DATASET CONTENT -
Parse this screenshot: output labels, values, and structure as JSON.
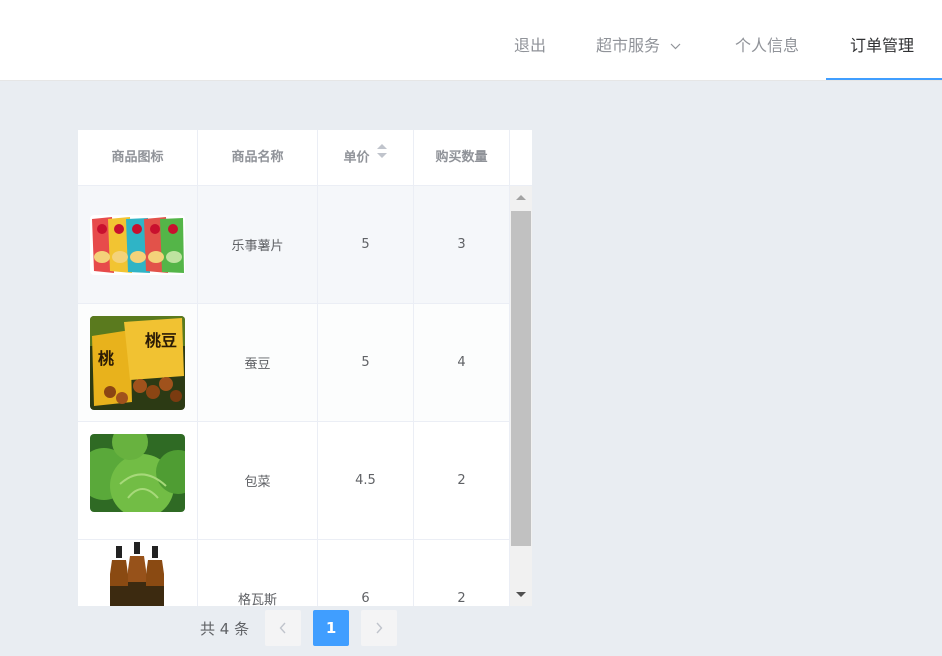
{
  "nav": {
    "logout": "退出",
    "service": "超市服务",
    "profile": "个人信息",
    "orders": "订单管理"
  },
  "table": {
    "headers": [
      "商品图标",
      "商品名称",
      "单价",
      "购买数量"
    ],
    "rows": [
      {
        "name": "乐事薯片",
        "price": "5",
        "qty": "3",
        "image": "chips-bags-image"
      },
      {
        "name": "蚕豆",
        "price": "5",
        "qty": "4",
        "image": "broad-beans-image"
      },
      {
        "name": "包菜",
        "price": "4.5",
        "qty": "2",
        "image": "cabbage-image"
      },
      {
        "name": "格瓦斯",
        "price": "6",
        "qty": "2",
        "image": "kvass-bottles-image"
      }
    ]
  },
  "pagination": {
    "total": "共 4 条",
    "current_page": "1"
  },
  "colors": {
    "accent": "#409eff",
    "background": "#e9edf2"
  }
}
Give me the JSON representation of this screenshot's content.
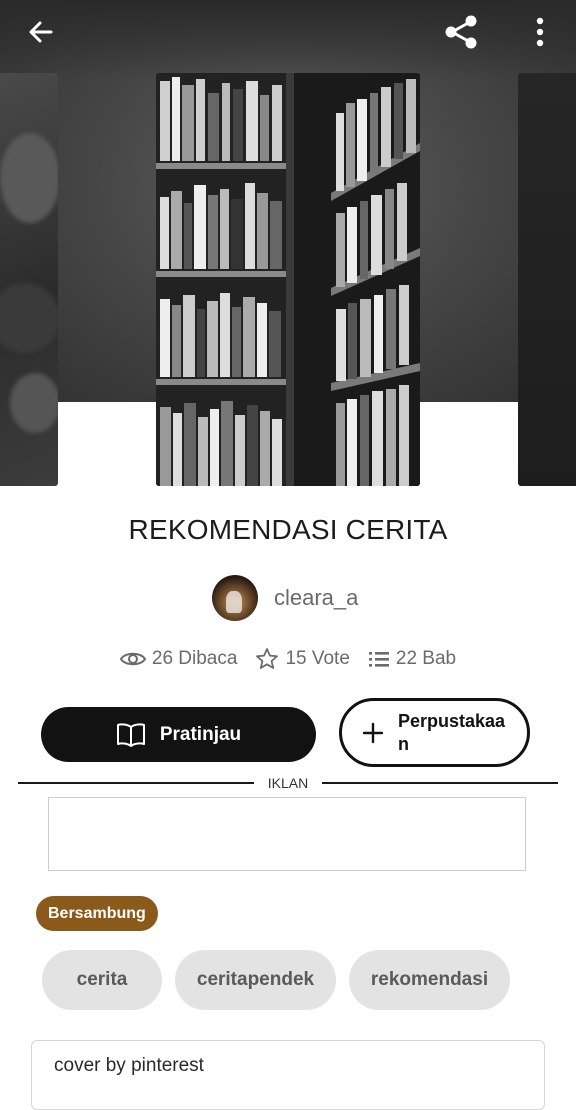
{
  "header": {
    "back_icon": "arrow-left-icon",
    "share_icon": "share-icon",
    "more_icon": "more-vertical-icon"
  },
  "story": {
    "title": "REKOMENDASI CERITA",
    "author": "cleara_a",
    "stats": {
      "reads": "26 Dibaca",
      "votes": "15 Vote",
      "chapters": "22 Bab"
    }
  },
  "actions": {
    "preview_label": "Pratinjau",
    "library_label": "Perpustakaan"
  },
  "ad": {
    "label": "IKLAN"
  },
  "status_badge": "Bersambung",
  "tags": [
    "cerita",
    "ceritapendek",
    "rekomendasi"
  ],
  "description": "cover by pinterest",
  "colors": {
    "badge": "#8a5a1a",
    "primary_button": "#121212",
    "tag_bg": "#e3e3e3"
  }
}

GOAL OF THE EXERCISE -
Omit the pictures and give the material again, exactly and in full.

COMPLETE ANSWER -
Parse this screenshot: output labels, values, and structure as JSON.
{
  "nav": {
    "logout": "退出",
    "service": "超市服务",
    "profile": "个人信息",
    "orders": "订单管理"
  },
  "table": {
    "headers": [
      "商品图标",
      "商品名称",
      "单价",
      "购买数量"
    ],
    "rows": [
      {
        "name": "乐事薯片",
        "price": "5",
        "qty": "3",
        "image": "chips-bags-image"
      },
      {
        "name": "蚕豆",
        "price": "5",
        "qty": "4",
        "image": "broad-beans-image"
      },
      {
        "name": "包菜",
        "price": "4.5",
        "qty": "2",
        "image": "cabbage-image"
      },
      {
        "name": "格瓦斯",
        "price": "6",
        "qty": "2",
        "image": "kvass-bottles-image"
      }
    ]
  },
  "pagination": {
    "total": "共 4 条",
    "current_page": "1"
  },
  "colors": {
    "accent": "#409eff",
    "background": "#e9edf2"
  }
}
Give me the JSON representation of this screenshot's content.
{
  "header": {
    "back_icon": "arrow-left-icon",
    "share_icon": "share-icon",
    "more_icon": "more-vertical-icon"
  },
  "story": {
    "title": "REKOMENDASI CERITA",
    "author": "cleara_a",
    "stats": {
      "reads": "26 Dibaca",
      "votes": "15 Vote",
      "chapters": "22 Bab"
    }
  },
  "actions": {
    "preview_label": "Pratinjau",
    "library_label": "Perpustakaan"
  },
  "ad": {
    "label": "IKLAN"
  },
  "status_badge": "Bersambung",
  "tags": [
    "cerita",
    "ceritapendek",
    "rekomendasi"
  ],
  "description": "cover by pinterest",
  "colors": {
    "badge": "#8a5a1a",
    "primary_button": "#121212",
    "tag_bg": "#e3e3e3"
  }
}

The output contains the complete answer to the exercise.